**What to produce:**
What follows is a listing to be transcribed exactly.

== Available data

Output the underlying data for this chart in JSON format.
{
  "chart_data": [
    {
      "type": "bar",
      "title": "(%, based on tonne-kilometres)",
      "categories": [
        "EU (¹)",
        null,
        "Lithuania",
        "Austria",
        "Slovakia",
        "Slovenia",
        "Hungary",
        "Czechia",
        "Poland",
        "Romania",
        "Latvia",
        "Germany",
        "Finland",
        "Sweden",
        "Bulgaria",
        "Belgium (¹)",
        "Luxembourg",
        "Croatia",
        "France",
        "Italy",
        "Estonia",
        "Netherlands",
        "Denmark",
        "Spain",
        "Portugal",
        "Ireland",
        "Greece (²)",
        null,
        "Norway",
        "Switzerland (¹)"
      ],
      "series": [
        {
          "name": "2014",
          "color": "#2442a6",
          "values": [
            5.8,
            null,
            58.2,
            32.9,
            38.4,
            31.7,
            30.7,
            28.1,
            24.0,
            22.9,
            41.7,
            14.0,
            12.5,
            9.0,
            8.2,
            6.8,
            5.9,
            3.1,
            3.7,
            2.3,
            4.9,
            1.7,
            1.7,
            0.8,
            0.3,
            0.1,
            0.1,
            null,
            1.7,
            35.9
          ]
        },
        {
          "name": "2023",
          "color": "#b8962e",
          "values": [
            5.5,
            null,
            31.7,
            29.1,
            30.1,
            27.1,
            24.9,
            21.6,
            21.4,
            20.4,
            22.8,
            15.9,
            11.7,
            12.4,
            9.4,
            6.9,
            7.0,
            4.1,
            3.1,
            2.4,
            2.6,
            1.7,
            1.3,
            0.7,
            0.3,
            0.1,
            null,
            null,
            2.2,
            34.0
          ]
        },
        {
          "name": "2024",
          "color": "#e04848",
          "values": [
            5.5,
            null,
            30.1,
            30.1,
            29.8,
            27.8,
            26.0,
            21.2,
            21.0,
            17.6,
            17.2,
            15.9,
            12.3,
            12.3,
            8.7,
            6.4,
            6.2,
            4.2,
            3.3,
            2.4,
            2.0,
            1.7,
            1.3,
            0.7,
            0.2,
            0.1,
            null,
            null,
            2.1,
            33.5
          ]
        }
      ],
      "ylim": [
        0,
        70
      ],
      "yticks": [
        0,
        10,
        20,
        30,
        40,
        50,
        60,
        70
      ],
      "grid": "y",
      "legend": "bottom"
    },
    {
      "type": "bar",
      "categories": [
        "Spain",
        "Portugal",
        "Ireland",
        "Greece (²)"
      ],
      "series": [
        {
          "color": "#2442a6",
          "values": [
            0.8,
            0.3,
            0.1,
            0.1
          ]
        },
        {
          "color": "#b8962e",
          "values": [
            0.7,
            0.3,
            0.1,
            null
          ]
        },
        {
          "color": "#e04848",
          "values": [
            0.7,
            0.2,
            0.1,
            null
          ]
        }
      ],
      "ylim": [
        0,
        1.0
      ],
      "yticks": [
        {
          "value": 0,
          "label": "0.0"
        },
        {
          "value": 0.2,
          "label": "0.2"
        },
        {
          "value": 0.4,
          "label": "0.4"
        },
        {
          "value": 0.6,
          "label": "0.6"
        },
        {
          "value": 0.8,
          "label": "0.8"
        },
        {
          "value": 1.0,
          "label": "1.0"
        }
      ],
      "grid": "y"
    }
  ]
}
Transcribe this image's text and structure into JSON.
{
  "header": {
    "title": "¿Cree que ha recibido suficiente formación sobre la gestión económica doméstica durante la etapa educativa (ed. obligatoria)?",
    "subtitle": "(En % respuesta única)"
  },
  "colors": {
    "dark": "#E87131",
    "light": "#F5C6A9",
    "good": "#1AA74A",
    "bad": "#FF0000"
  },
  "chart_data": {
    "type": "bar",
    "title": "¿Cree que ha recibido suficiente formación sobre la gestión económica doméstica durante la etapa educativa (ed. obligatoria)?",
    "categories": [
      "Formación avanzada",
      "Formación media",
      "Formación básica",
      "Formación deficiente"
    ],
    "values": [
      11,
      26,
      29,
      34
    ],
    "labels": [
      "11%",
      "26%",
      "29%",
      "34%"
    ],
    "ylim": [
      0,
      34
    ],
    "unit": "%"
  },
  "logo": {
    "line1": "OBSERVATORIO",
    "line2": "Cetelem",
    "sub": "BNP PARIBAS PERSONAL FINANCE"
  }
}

====

**Response for this exercise:**
Output the underlying data for this chart in JSON format.
{
  "chart_data": [
    {
      "type": "bar",
      "title": "(%, based on tonne-kilometres)",
      "categories": [
        "EU (¹)",
        null,
        "Lithuania",
        "Austria",
        "Slovakia",
        "Slovenia",
        "Hungary",
        "Czechia",
        "Poland",
        "Romania",
        "Latvia",
        "Germany",
        "Finland",
        "Sweden",
        "Bulgaria",
        "Belgium (¹)",
        "Luxembourg",
        "Croatia",
        "France",
        "Italy",
        "Estonia",
        "Netherlands",
        "Denmark",
        "Spain",
        "Portugal",
        "Ireland",
        "Greece (²)",
        null,
        "Norway",
        "Switzerland (¹)"
      ],
      "series": [
        {
          "name": "2014",
          "color": "#2442a6",
          "values": [
            5.8,
            null,
            58.2,
            32.9,
            38.4,
            31.7,
            30.7,
            28.1,
            24.0,
            22.9,
            41.7,
            14.0,
            12.5,
            9.0,
            8.2,
            6.8,
            5.9,
            3.1,
            3.7,
            2.3,
            4.9,
            1.7,
            1.7,
            0.8,
            0.3,
            0.1,
            0.1,
            null,
            1.7,
            35.9
          ]
        },
        {
          "name": "2023",
          "color": "#b8962e",
          "values": [
            5.5,
            null,
            31.7,
            29.1,
            30.1,
            27.1,
            24.9,
            21.6,
            21.4,
            20.4,
            22.8,
            15.9,
            11.7,
            12.4,
            9.4,
            6.9,
            7.0,
            4.1,
            3.1,
            2.4,
            2.6,
            1.7,
            1.3,
            0.7,
            0.3,
            0.1,
            null,
            null,
            2.2,
            34.0
          ]
        },
        {
          "name": "2024",
          "color": "#e04848",
          "values": [
            5.5,
            null,
            30.1,
            30.1,
            29.8,
            27.8,
            26.0,
            21.2,
            21.0,
            17.6,
            17.2,
            15.9,
            12.3,
            12.3,
            8.7,
            6.4,
            6.2,
            4.2,
            3.3,
            2.4,
            2.0,
            1.7,
            1.3,
            0.7,
            0.2,
            0.1,
            null,
            null,
            2.1,
            33.5
          ]
        }
      ],
      "ylim": [
        0,
        70
      ],
      "yticks": [
        0,
        10,
        20,
        30,
        40,
        50,
        60,
        70
      ],
      "grid": "y",
      "legend": "bottom"
    },
    {
      "type": "bar",
      "categories": [
        "Spain",
        "Portugal",
        "Ireland",
        "Greece (²)"
      ],
      "series": [
        {
          "color": "#2442a6",
          "values": [
            0.8,
            0.3,
            0.1,
            0.1
          ]
        },
        {
          "color": "#b8962e",
          "values": [
            0.7,
            0.3,
            0.1,
            null
          ]
        },
        {
          "color": "#e04848",
          "values": [
            0.7,
            0.2,
            0.1,
            null
          ]
        }
      ],
      "ylim": [
        0,
        1.0
      ],
      "yticks": [
        {
          "value": 0,
          "label": "0.0"
        },
        {
          "value": 0.2,
          "label": "0.2"
        },
        {
          "value": 0.4,
          "label": "0.4"
        },
        {
          "value": 0.6,
          "label": "0.6"
        },
        {
          "value": 0.8,
          "label": "0.8"
        },
        {
          "value": 1.0,
          "label": "1.0"
        }
      ],
      "grid": "y"
    }
  ]
}
Transcribe this image's text and structure into JSON.
{
  "header": {
    "title": "¿Cree que ha recibido suficiente formación sobre la gestión económica doméstica durante la etapa educativa (ed. obligatoria)?",
    "subtitle": "(En % respuesta única)"
  },
  "colors": {
    "dark": "#E87131",
    "light": "#F5C6A9",
    "good": "#1AA74A",
    "bad": "#FF0000"
  },
  "chart_data": {
    "type": "bar",
    "title": "¿Cree que ha recibido suficiente formación sobre la gestión económica doméstica durante la etapa educativa (ed. obligatoria)?",
    "categories": [
      "Formación avanzada",
      "Formación media",
      "Formación básica",
      "Formación deficiente"
    ],
    "values": [
      11,
      26,
      29,
      34
    ],
    "labels": [
      "11%",
      "26%",
      "29%",
      "34%"
    ],
    "ylim": [
      0,
      34
    ],
    "unit": "%"
  },
  "logo": {
    "line1": "OBSERVATORIO",
    "line2": "Cetelem",
    "sub": "BNP PARIBAS PERSONAL FINANCE"
  }
}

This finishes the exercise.